課題の指示
以下のエントリから語「line」を含む行をすべて見つけ、それぞれ一行ずつ省略せずに書き写してください。

エントリ一覧
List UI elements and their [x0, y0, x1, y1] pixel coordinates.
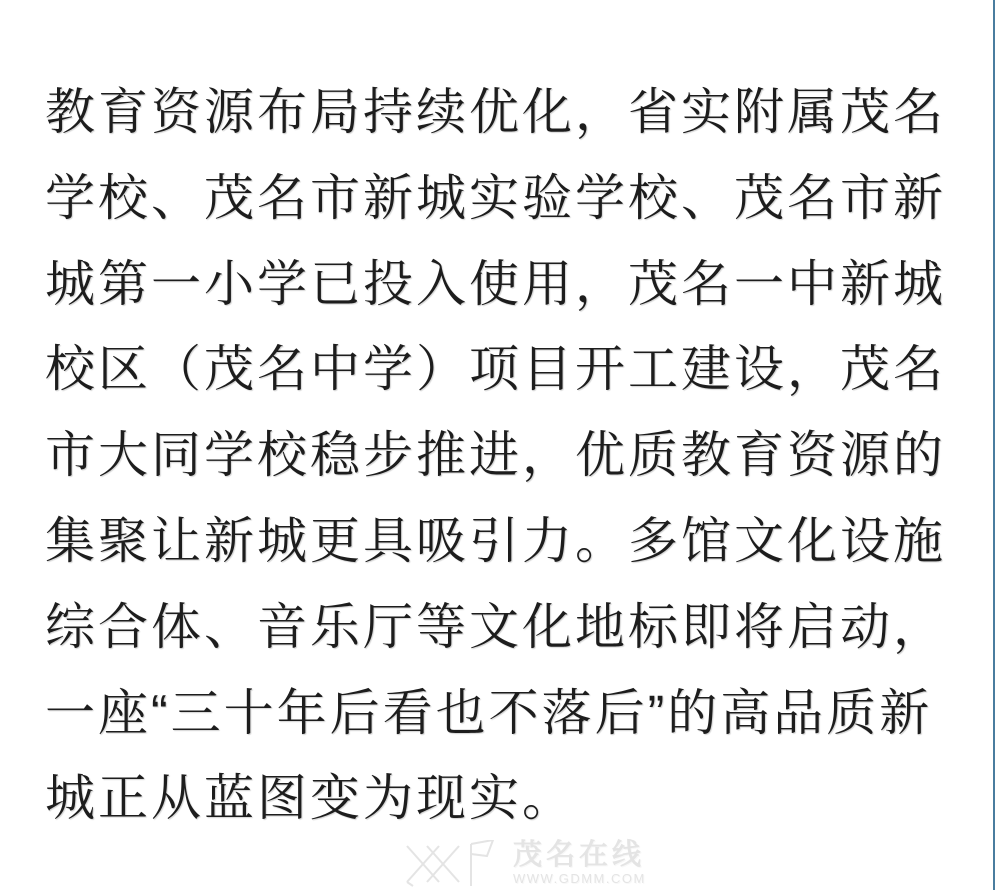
article-line: 校区（茂名中学）项目开工建设，茂名: [45, 341, 946, 398]
gdmm-logo-icon: [405, 840, 501, 888]
watermark-site-name: 茂名在线: [513, 839, 646, 871]
article-line: 集聚让新城更具吸引力。多馆文化设施: [45, 512, 946, 569]
article-text: [45, 70, 960, 842]
article-line: 城正从蓝图变为现实。: [45, 770, 575, 827]
article-line: 市大同学校稳步推进，优质教育资源的: [45, 427, 946, 484]
watermark-site-url: WWW.GDMM.COM: [513, 871, 646, 886]
article-line: 城第一小学已投入使用，茂名一中新城: [45, 255, 946, 312]
watermark-texts: [513, 840, 646, 887]
watermark: [405, 840, 646, 888]
article-line: 一座“三十年后看也不落后”的高品质新: [45, 684, 933, 741]
article-line: 学校、茂名市新城实验学校、茂名市新: [45, 169, 946, 226]
right-border-line: [993, 0, 995, 890]
article-line: 教育资源布局持续优化，省实附属茂名: [45, 84, 946, 140]
article-line: 综合体、音乐厅等文化地标即将启动，: [45, 598, 946, 655]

出力結果
article-line: 校区（茂名中学）项目开工建设，茂名: [45, 341, 946, 398]
article-line: 集聚让新城更具吸引力。多馆文化设施: [45, 512, 946, 569]
article-line: 城正从蓝图变为现实。: [45, 770, 575, 827]
article-line: 市大同学校稳步推进，优质教育资源的: [45, 427, 946, 484]
article-line: 城第一小学已投入使用，茂名一中新城: [45, 255, 946, 312]
article-line: 一座“三十年后看也不落后”的高品质新: [45, 684, 933, 741]
article-line: 学校、茂名市新城实验学校、茂名市新: [45, 169, 946, 226]
right-border-line: [993, 0, 995, 890]
article-line: 教育资源布局持续优化，省实附属茂名: [45, 84, 946, 140]
article-line: 综合体、音乐厅等文化地标即将启动，: [45, 598, 946, 655]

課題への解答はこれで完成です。